- _EXERCISE INSTRUCTIONS_: Only lines holding the string "创建对话框" are wanted; copy each one from the material.

- _DATA FOR THIS EXERCISE_:
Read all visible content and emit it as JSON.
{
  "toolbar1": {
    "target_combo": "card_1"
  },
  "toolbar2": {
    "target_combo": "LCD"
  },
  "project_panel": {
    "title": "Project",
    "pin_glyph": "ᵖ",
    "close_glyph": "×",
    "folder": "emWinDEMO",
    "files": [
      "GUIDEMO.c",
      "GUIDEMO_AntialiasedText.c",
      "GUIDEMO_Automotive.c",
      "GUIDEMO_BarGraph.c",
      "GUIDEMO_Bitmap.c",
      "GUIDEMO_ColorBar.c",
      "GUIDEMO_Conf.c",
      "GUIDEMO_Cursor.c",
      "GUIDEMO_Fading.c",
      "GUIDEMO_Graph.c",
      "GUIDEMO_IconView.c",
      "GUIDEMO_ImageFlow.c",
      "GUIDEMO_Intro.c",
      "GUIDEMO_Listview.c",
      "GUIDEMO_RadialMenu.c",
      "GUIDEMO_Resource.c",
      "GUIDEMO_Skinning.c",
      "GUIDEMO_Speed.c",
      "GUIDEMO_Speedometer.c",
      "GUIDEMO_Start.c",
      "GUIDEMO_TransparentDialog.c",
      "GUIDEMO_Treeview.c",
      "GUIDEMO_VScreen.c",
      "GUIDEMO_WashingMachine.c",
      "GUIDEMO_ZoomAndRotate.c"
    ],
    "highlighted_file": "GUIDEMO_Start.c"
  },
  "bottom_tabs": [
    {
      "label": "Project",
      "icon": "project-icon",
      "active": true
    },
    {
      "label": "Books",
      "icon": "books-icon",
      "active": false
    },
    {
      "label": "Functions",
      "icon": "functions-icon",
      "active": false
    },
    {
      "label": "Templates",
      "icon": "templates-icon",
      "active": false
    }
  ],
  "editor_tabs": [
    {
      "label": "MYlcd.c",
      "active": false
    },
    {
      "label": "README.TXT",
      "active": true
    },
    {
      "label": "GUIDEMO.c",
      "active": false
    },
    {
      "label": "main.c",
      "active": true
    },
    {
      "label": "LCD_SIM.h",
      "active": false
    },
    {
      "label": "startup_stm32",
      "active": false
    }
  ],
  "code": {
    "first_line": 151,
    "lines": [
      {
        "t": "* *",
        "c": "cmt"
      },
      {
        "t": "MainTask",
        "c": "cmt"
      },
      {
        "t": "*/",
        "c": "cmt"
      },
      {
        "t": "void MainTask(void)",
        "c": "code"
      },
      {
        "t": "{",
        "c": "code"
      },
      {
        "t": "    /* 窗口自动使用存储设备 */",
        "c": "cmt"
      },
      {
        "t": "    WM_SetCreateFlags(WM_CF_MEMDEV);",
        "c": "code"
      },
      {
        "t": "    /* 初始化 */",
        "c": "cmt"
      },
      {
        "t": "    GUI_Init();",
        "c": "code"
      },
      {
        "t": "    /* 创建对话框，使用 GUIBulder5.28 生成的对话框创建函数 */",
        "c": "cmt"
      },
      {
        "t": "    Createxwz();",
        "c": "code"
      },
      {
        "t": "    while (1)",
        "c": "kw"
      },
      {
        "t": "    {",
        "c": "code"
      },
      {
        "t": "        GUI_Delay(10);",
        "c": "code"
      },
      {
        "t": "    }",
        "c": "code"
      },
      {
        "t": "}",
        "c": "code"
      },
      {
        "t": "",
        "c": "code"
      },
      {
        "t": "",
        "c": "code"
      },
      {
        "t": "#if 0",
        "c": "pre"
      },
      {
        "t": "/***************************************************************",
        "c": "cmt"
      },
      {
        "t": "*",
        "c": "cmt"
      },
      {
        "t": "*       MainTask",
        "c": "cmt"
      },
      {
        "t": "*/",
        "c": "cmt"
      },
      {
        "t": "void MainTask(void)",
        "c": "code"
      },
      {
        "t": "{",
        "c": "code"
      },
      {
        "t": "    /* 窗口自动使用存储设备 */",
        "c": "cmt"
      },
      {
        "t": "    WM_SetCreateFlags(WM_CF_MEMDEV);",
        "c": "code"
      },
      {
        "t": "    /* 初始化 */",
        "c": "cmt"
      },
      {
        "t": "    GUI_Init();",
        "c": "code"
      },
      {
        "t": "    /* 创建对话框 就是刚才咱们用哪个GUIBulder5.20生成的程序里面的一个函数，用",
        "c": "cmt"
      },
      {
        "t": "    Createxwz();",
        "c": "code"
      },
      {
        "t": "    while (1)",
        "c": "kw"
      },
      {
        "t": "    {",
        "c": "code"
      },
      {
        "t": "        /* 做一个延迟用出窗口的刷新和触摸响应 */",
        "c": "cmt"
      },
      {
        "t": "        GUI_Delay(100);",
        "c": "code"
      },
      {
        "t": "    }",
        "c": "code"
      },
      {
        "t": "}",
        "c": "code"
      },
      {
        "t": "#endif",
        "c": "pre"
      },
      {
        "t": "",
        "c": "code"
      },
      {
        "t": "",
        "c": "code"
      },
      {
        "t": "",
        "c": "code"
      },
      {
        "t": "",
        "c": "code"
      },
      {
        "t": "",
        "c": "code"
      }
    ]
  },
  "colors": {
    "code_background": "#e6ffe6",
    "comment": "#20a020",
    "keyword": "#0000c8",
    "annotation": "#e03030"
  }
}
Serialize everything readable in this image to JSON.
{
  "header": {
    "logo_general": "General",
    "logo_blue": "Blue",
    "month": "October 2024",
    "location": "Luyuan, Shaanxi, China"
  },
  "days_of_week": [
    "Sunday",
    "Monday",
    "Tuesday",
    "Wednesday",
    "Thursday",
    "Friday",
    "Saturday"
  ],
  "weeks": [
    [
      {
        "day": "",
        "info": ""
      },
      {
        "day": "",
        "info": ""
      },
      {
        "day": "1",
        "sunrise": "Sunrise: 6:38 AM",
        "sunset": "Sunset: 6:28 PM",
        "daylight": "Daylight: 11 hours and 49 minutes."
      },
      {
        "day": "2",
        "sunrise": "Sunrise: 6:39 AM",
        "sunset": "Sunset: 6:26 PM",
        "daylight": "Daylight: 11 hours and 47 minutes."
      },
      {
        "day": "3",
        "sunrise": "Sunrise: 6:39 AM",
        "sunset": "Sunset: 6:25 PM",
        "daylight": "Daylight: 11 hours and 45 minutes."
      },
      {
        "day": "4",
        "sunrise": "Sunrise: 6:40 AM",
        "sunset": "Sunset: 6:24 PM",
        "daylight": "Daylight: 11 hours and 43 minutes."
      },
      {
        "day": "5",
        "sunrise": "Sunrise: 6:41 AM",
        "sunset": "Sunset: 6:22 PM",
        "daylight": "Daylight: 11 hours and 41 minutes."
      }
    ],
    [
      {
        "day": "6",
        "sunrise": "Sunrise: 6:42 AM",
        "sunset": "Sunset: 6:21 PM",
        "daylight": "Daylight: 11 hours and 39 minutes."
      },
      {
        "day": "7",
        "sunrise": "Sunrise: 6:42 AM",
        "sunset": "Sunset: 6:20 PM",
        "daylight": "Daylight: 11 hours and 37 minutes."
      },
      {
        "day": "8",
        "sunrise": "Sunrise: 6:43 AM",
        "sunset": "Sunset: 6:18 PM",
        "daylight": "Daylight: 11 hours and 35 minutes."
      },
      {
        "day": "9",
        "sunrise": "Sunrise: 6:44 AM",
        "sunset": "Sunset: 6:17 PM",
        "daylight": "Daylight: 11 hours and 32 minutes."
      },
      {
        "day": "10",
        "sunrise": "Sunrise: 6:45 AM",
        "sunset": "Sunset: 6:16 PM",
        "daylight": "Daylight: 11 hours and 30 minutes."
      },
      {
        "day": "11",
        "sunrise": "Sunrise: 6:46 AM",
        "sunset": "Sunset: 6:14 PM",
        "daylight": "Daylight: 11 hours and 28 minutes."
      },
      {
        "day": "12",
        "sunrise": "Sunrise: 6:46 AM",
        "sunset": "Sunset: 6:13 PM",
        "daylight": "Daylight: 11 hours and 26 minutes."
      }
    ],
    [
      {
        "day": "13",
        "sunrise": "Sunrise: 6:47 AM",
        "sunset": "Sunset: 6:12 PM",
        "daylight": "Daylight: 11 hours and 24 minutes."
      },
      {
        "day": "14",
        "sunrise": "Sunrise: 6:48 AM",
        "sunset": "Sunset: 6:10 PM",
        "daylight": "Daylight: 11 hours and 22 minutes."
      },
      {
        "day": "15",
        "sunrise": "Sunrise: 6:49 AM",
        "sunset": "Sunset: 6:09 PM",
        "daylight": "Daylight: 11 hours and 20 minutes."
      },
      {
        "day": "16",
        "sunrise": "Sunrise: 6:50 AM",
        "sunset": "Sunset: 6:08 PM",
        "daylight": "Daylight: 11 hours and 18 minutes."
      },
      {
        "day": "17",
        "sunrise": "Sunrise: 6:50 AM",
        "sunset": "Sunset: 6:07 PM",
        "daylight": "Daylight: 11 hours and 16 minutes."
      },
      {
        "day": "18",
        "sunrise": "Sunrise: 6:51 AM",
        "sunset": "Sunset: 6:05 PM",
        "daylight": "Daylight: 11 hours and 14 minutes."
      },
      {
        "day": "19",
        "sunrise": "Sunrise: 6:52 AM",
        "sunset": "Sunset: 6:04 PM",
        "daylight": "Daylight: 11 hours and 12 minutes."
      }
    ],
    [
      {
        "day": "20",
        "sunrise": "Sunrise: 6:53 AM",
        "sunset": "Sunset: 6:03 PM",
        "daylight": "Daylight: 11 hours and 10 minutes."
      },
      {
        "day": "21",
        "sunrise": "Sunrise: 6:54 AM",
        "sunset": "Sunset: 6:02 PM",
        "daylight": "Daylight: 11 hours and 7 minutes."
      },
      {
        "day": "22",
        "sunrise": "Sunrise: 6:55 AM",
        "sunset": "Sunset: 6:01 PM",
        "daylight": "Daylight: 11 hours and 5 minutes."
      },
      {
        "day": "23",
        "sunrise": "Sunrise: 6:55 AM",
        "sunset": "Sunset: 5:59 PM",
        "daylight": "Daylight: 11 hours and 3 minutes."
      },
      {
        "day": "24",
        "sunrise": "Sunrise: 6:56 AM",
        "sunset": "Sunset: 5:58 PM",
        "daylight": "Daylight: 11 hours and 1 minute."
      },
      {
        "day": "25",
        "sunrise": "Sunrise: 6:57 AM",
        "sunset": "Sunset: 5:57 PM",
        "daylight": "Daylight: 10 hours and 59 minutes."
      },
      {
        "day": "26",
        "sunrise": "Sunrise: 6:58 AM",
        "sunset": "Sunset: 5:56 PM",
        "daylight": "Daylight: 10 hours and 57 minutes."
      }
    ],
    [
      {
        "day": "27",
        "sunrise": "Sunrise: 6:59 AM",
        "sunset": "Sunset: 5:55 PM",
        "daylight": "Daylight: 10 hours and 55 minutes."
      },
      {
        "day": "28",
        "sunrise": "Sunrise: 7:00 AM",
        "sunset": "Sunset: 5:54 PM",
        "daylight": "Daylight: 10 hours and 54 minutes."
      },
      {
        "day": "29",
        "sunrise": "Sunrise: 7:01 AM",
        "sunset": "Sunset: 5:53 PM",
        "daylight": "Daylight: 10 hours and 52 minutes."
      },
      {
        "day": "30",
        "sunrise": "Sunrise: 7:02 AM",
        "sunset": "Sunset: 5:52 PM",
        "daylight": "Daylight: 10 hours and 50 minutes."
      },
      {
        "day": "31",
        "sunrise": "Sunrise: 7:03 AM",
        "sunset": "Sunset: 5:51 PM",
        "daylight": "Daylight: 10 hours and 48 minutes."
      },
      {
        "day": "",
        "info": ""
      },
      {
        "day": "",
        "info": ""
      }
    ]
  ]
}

- _REPLY TO THE EXERCISE_:
        "t": "    /* 创建对话框，使用 GUIBulder5.28 生成的对话框创建函数 */",
        "t": "    /* 创建对话框 就是刚才咱们用哪个GUIBulder5.20生成的程序里面的一个函数，用",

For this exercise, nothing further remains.